WORK TO BE COMPLETED
Repeat every line exactly, keeping the pictures out of the copy.

AVAILABLE DATA
---

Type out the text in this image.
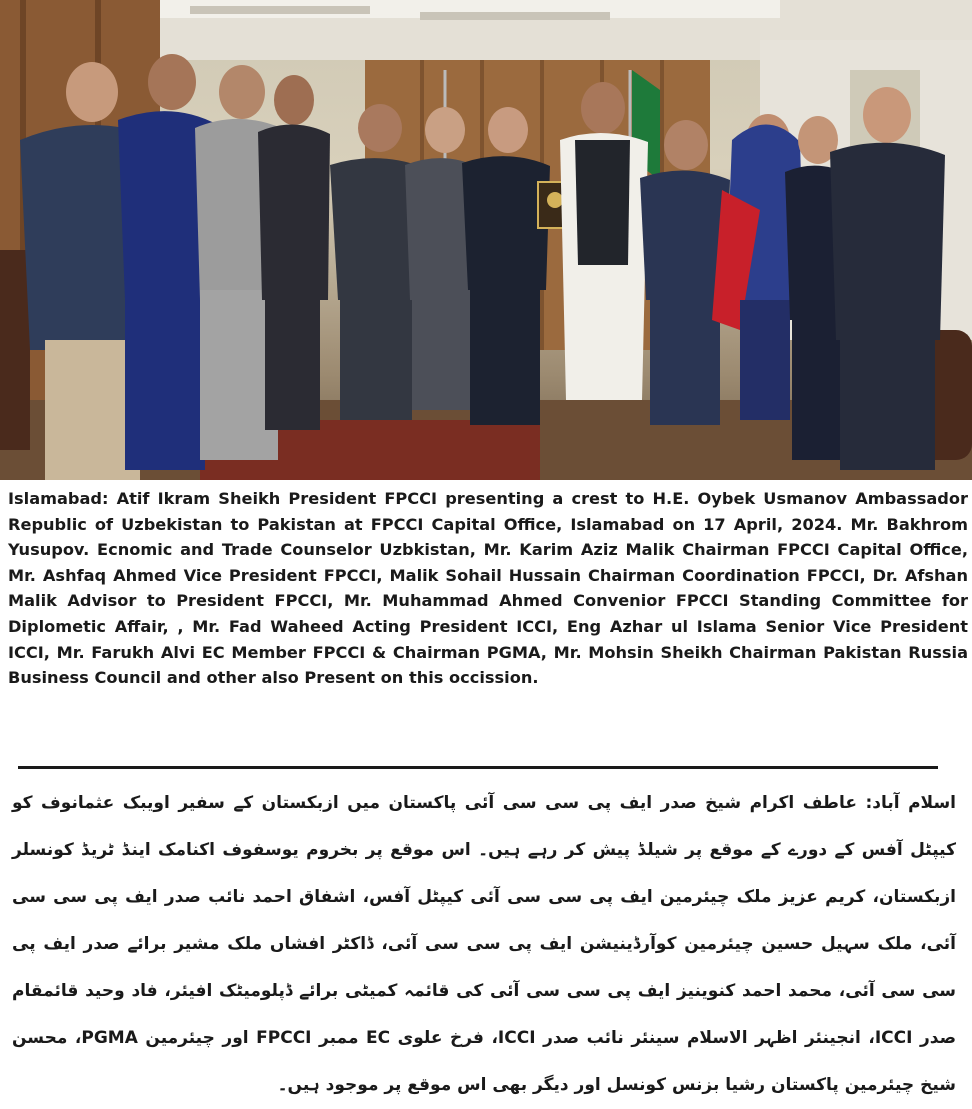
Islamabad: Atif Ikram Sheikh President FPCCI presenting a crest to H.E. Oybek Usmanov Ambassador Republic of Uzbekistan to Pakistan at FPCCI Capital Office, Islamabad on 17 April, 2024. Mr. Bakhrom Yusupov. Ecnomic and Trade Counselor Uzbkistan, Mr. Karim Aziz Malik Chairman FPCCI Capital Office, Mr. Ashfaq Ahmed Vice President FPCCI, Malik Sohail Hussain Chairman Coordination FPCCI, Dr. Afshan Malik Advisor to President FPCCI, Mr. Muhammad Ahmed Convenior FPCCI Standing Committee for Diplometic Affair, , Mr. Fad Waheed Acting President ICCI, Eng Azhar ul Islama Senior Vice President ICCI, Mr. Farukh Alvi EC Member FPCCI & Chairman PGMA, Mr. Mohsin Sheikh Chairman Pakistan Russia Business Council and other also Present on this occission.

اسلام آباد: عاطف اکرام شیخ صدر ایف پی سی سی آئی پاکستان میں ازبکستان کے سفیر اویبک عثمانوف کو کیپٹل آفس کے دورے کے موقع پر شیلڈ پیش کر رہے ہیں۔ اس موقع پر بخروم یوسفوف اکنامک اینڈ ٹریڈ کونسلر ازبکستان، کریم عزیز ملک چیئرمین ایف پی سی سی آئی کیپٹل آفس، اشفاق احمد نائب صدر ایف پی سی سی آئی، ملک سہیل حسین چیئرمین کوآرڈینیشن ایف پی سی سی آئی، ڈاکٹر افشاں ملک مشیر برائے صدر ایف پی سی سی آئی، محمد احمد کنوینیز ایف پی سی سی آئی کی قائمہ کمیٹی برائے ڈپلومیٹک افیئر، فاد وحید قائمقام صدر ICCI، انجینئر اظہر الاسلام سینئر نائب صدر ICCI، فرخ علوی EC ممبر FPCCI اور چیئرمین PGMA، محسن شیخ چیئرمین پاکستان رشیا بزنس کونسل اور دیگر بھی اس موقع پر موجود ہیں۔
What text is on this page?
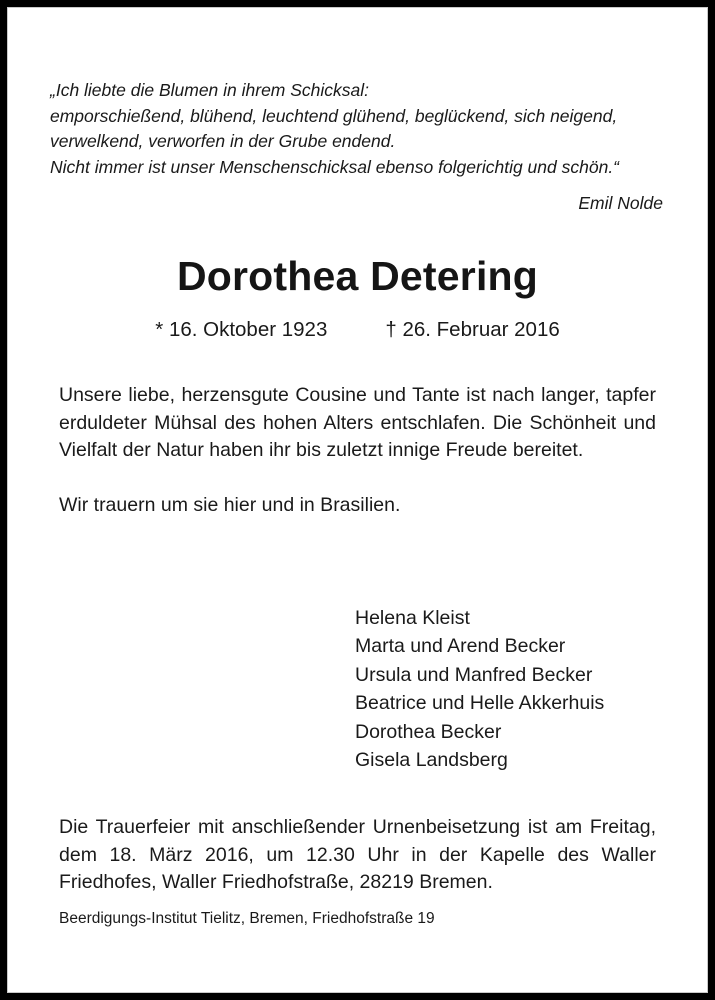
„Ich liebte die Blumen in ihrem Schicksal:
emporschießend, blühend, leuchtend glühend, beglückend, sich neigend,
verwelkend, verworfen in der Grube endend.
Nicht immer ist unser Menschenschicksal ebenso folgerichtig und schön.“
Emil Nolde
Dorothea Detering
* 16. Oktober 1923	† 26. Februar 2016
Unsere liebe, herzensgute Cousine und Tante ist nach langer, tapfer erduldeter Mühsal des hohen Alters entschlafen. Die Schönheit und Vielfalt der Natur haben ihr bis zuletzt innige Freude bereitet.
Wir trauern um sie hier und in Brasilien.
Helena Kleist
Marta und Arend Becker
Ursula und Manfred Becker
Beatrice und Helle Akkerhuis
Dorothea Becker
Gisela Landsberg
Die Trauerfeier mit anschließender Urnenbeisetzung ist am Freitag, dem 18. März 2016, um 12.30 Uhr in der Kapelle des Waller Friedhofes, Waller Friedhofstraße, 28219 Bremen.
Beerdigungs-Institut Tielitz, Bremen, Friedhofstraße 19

---

RESPONSE BELOW
Type out the text in this image.
Islamabad: Atif Ikram Sheikh President FPCCI presenting a crest to H.E. Oybek Usmanov Ambassador Republic of Uzbekistan to Pakistan at FPCCI Capital Office, Islamabad on 17 April, 2024. Mr. Bakhrom Yusupov. Ecnomic and Trade Counselor Uzbkistan, Mr. Karim Aziz Malik Chairman FPCCI Capital Office, Mr. Ashfaq Ahmed Vice President FPCCI, Malik Sohail Hussain Chairman Coordination FPCCI, Dr. Afshan Malik Advisor to President FPCCI, Mr. Muhammad Ahmed Convenior FPCCI Standing Committee for Diplometic Affair, , Mr. Fad Waheed Acting President ICCI, Eng Azhar ul Islama Senior Vice President ICCI, Mr. Farukh Alvi EC Member FPCCI & Chairman PGMA, Mr. Mohsin Sheikh Chairman Pakistan Russia Business Council and other also Present on this occission.

اسلام آباد: عاطف اکرام شیخ صدر ایف پی سی سی آئی پاکستان میں ازبکستان کے سفیر اویبک عثمانوف کو کیپٹل آفس کے دورے کے موقع پر شیلڈ پیش کر رہے ہیں۔ اس موقع پر بخروم یوسفوف اکنامک اینڈ ٹریڈ کونسلر ازبکستان، کریم عزیز ملک چیئرمین ایف پی سی سی آئی کیپٹل آفس، اشفاق احمد نائب صدر ایف پی سی سی آئی، ملک سہیل حسین چیئرمین کوآرڈینیشن ایف پی سی سی آئی، ڈاکٹر افشاں ملک مشیر برائے صدر ایف پی سی سی آئی، محمد احمد کنوینیز ایف پی سی سی آئی کی قائمہ کمیٹی برائے ڈپلومیٹک افیئر، فاد وحید قائمقام صدر ICCI، انجینئر اظہر الاسلام سینئر نائب صدر ICCI، فرخ علوی EC ممبر FPCCI اور چیئرمین PGMA، محسن شیخ چیئرمین پاکستان رشیا بزنس کونسل اور دیگر بھی اس موقع پر موجود ہیں۔
What text is on this page?
„Ich liebte die Blumen in ihrem Schicksal:
emporschießend, blühend, leuchtend glühend, beglückend, sich neigend,
verwelkend, verworfen in der Grube endend.
Nicht immer ist unser Menschenschicksal ebenso folgerichtig und schön.“
Emil Nolde
Dorothea Detering
* 16. Oktober 1923	† 26. Februar 2016
Unsere liebe, herzensgute Cousine und Tante ist nach langer, tapfer erduldeter Mühsal des hohen Alters entschlafen. Die Schönheit und Vielfalt der Natur haben ihr bis zuletzt innige Freude bereitet.
Wir trauern um sie hier und in Brasilien.
Helena Kleist
Marta und Arend Becker
Ursula und Manfred Becker
Beatrice und Helle Akkerhuis
Dorothea Becker
Gisela Landsberg
Die Trauerfeier mit anschließender Urnenbeisetzung ist am Freitag, dem 18. März 2016, um 12.30 Uhr in der Kapelle des Waller Friedhofes, Waller Friedhofstraße, 28219 Bremen.
Beerdigungs-Institut Tielitz, Bremen, Friedhofstraße 19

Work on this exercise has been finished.